### TASK DETAILS
Copy each line where the word "will" occurs.

### SUPPLIED DATA
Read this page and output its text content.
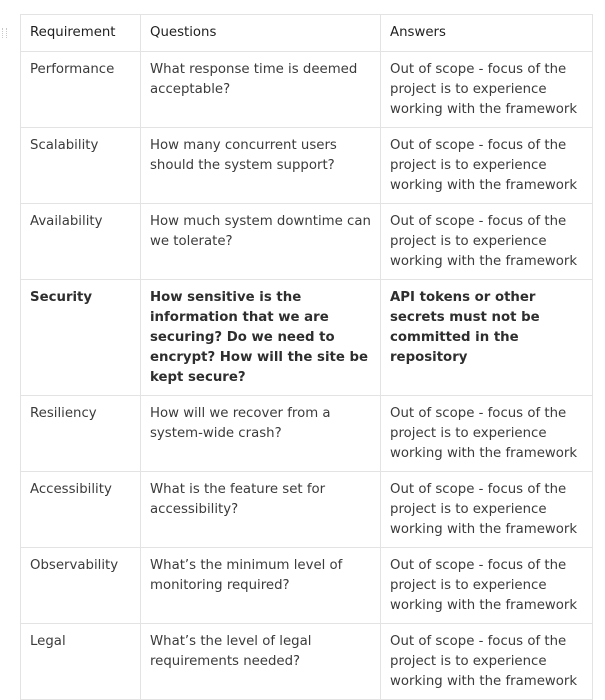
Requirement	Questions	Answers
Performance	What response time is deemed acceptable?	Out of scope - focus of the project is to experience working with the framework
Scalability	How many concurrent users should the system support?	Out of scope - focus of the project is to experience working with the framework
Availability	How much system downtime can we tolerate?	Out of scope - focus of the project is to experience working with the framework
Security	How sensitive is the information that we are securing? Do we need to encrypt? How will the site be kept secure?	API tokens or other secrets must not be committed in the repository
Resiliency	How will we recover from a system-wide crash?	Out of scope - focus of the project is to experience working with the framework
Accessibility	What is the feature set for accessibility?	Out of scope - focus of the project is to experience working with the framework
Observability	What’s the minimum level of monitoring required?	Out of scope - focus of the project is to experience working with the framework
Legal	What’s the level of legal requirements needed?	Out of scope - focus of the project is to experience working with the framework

### TASK RESPONSE
Security	How sensitive is the information that we are securing? Do we need to encrypt? How will the site be kept secure?	API tokens or other secrets must not be committed in the repository
Resiliency	How will we recover from a system-wide crash?	Out of scope - focus of the project is to experience working with the framework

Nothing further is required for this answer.